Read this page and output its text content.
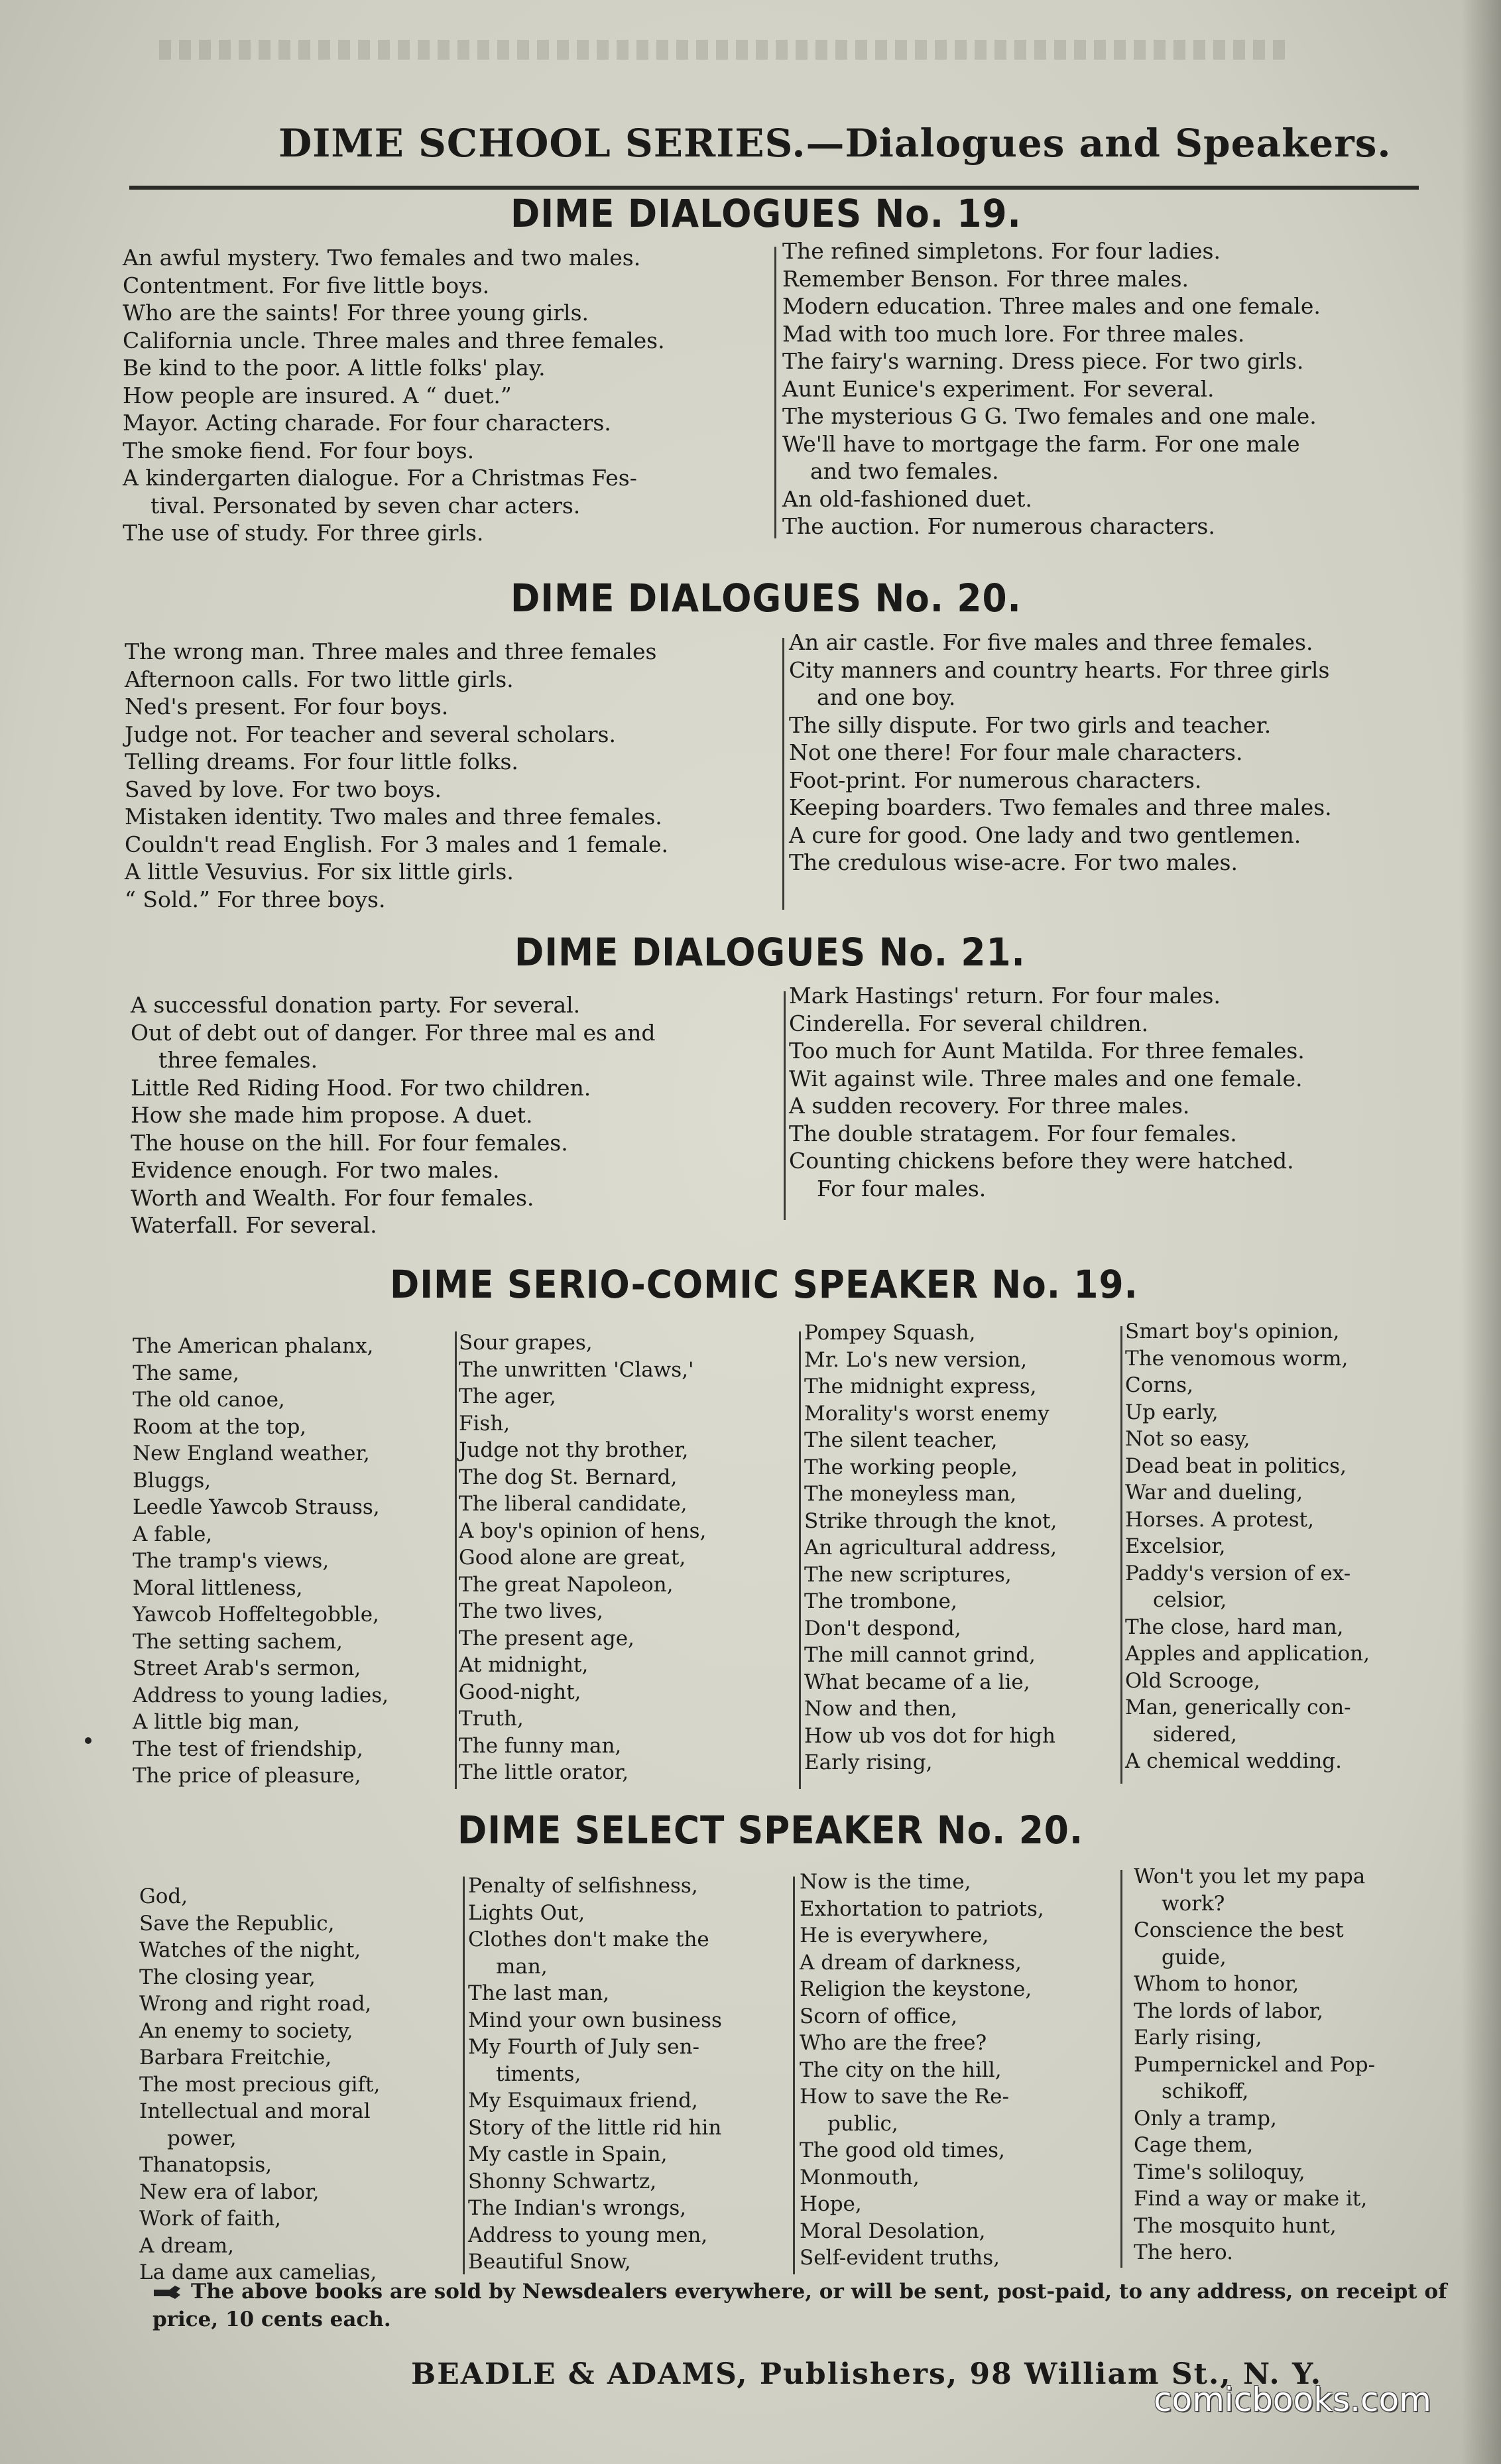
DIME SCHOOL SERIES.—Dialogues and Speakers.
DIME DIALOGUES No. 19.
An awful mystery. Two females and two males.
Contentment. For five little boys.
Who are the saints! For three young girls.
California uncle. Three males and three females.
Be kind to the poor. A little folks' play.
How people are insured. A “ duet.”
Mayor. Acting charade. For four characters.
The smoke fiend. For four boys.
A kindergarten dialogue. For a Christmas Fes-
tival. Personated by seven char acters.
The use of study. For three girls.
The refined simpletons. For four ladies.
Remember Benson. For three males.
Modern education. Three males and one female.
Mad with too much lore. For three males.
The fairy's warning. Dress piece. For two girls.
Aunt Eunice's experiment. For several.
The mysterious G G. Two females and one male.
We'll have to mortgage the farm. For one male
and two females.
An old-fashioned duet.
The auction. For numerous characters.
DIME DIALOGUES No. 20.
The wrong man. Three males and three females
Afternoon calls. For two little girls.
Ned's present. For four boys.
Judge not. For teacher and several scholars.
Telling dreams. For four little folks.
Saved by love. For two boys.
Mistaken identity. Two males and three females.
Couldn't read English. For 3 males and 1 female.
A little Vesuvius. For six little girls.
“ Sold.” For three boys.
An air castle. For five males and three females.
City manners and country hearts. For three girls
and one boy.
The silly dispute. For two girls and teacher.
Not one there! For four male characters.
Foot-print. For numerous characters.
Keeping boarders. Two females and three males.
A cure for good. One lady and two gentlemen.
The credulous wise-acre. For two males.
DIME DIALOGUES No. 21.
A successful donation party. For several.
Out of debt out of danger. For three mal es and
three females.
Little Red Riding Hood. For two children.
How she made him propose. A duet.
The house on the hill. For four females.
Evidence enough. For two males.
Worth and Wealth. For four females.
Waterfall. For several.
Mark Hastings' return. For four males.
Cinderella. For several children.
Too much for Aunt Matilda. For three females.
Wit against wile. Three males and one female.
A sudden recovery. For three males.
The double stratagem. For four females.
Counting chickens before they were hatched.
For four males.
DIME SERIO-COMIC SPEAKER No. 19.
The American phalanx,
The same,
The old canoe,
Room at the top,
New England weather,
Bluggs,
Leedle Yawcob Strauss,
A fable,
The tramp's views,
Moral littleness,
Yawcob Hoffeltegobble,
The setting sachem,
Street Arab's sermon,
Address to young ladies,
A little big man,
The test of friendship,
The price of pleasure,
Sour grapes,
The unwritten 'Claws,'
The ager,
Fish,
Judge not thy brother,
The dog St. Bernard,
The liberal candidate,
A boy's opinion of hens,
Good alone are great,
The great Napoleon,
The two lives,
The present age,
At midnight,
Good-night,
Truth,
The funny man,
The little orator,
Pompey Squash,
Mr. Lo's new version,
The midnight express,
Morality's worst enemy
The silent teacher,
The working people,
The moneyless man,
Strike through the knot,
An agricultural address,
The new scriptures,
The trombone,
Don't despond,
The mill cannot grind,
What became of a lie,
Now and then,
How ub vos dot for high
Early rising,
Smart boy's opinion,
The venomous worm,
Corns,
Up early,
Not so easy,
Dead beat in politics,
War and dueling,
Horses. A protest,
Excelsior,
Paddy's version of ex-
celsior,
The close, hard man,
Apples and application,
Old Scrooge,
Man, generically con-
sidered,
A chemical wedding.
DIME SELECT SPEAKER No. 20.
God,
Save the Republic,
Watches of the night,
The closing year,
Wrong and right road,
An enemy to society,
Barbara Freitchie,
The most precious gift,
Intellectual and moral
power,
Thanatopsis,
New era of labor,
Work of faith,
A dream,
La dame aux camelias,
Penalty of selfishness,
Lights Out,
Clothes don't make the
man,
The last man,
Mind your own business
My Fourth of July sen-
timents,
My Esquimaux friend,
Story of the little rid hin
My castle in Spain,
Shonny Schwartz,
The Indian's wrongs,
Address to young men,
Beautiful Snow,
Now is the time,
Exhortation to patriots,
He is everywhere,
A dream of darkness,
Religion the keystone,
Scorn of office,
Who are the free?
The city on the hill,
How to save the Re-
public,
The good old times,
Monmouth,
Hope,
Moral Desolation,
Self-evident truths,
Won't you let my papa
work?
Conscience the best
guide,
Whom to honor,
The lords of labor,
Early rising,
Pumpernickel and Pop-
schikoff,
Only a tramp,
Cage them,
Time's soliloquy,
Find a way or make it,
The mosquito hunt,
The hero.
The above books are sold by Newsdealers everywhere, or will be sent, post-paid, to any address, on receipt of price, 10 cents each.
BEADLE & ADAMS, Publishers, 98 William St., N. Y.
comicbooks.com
◇ ◇ ◇ ◇ ◇
Given task »
All entries must be written out again exactly as given, with no pictures in the copy.

Completed exercise »
Read this page and output its text content.
DIME SCHOOL SERIES.—Dialogues and Speakers.
DIME DIALOGUES No. 19.
An awful mystery. Two females and two males.
Contentment. For five little boys.
Who are the saints! For three young girls.
California uncle. Three males and three females.
Be kind to the poor. A little folks' play.
How people are insured. A “ duet.”
Mayor. Acting charade. For four characters.
The smoke fiend. For four boys.
A kindergarten dialogue. For a Christmas Fes-
tival. Personated by seven char acters.
The use of study. For three girls.
The refined simpletons. For four ladies.
Remember Benson. For three males.
Modern education. Three males and one female.
Mad with too much lore. For three males.
The fairy's warning. Dress piece. For two girls.
Aunt Eunice's experiment. For several.
The mysterious G G. Two females and one male.
We'll have to mortgage the farm. For one male
and two females.
An old-fashioned duet.
The auction. For numerous characters.
DIME DIALOGUES No. 20.
The wrong man. Three males and three females
Afternoon calls. For two little girls.
Ned's present. For four boys.
Judge not. For teacher and several scholars.
Telling dreams. For four little folks.
Saved by love. For two boys.
Mistaken identity. Two males and three females.
Couldn't read English. For 3 males and 1 female.
A little Vesuvius. For six little girls.
“ Sold.” For three boys.
An air castle. For five males and three females.
City manners and country hearts. For three girls
and one boy.
The silly dispute. For two girls and teacher.
Not one there! For four male characters.
Foot-print. For numerous characters.
Keeping boarders. Two females and three males.
A cure for good. One lady and two gentlemen.
The credulous wise-acre. For two males.
DIME DIALOGUES No. 21.
A successful donation party. For several.
Out of debt out of danger. For three mal es and
three females.
Little Red Riding Hood. For two children.
How she made him propose. A duet.
The house on the hill. For four females.
Evidence enough. For two males.
Worth and Wealth. For four females.
Waterfall. For several.
Mark Hastings' return. For four males.
Cinderella. For several children.
Too much for Aunt Matilda. For three females.
Wit against wile. Three males and one female.
A sudden recovery. For three males.
The double stratagem. For four females.
Counting chickens before they were hatched.
For four males.
DIME SERIO-COMIC SPEAKER No. 19.
The American phalanx,
The same,
The old canoe,
Room at the top,
New England weather,
Bluggs,
Leedle Yawcob Strauss,
A fable,
The tramp's views,
Moral littleness,
Yawcob Hoffeltegobble,
The setting sachem,
Street Arab's sermon,
Address to young ladies,
A little big man,
The test of friendship,
The price of pleasure,
Sour grapes,
The unwritten 'Claws,'
The ager,
Fish,
Judge not thy brother,
The dog St. Bernard,
The liberal candidate,
A boy's opinion of hens,
Good alone are great,
The great Napoleon,
The two lives,
The present age,
At midnight,
Good-night,
Truth,
The funny man,
The little orator,
Pompey Squash,
Mr. Lo's new version,
The midnight express,
Morality's worst enemy
The silent teacher,
The working people,
The moneyless man,
Strike through the knot,
An agricultural address,
The new scriptures,
The trombone,
Don't despond,
The mill cannot grind,
What became of a lie,
Now and then,
How ub vos dot for high
Early rising,
Smart boy's opinion,
The venomous worm,
Corns,
Up early,
Not so easy,
Dead beat in politics,
War and dueling,
Horses. A protest,
Excelsior,
Paddy's version of ex-
celsior,
The close, hard man,
Apples and application,
Old Scrooge,
Man, generically con-
sidered,
A chemical wedding.
DIME SELECT SPEAKER No. 20.
God,
Save the Republic,
Watches of the night,
The closing year,
Wrong and right road,
An enemy to society,
Barbara Freitchie,
The most precious gift,
Intellectual and moral
power,
Thanatopsis,
New era of labor,
Work of faith,
A dream,
La dame aux camelias,
Penalty of selfishness,
Lights Out,
Clothes don't make the
man,
The last man,
Mind your own business
My Fourth of July sen-
timents,
My Esquimaux friend,
Story of the little rid hin
My castle in Spain,
Shonny Schwartz,
The Indian's wrongs,
Address to young men,
Beautiful Snow,
Now is the time,
Exhortation to patriots,
He is everywhere,
A dream of darkness,
Religion the keystone,
Scorn of office,
Who are the free?
The city on the hill,
How to save the Re-
public,
The good old times,
Monmouth,
Hope,
Moral Desolation,
Self-evident truths,
Won't you let my papa
work?
Conscience the best
guide,
Whom to honor,
The lords of labor,
Early rising,
Pumpernickel and Pop-
schikoff,
Only a tramp,
Cage them,
Time's soliloquy,
Find a way or make it,
The mosquito hunt,
The hero.
The above books are sold by Newsdealers everywhere, or will be sent, post-paid, to any address, on receipt of price, 10 cents each.
BEADLE & ADAMS, Publishers, 98 William St., N. Y.
comicbooks.com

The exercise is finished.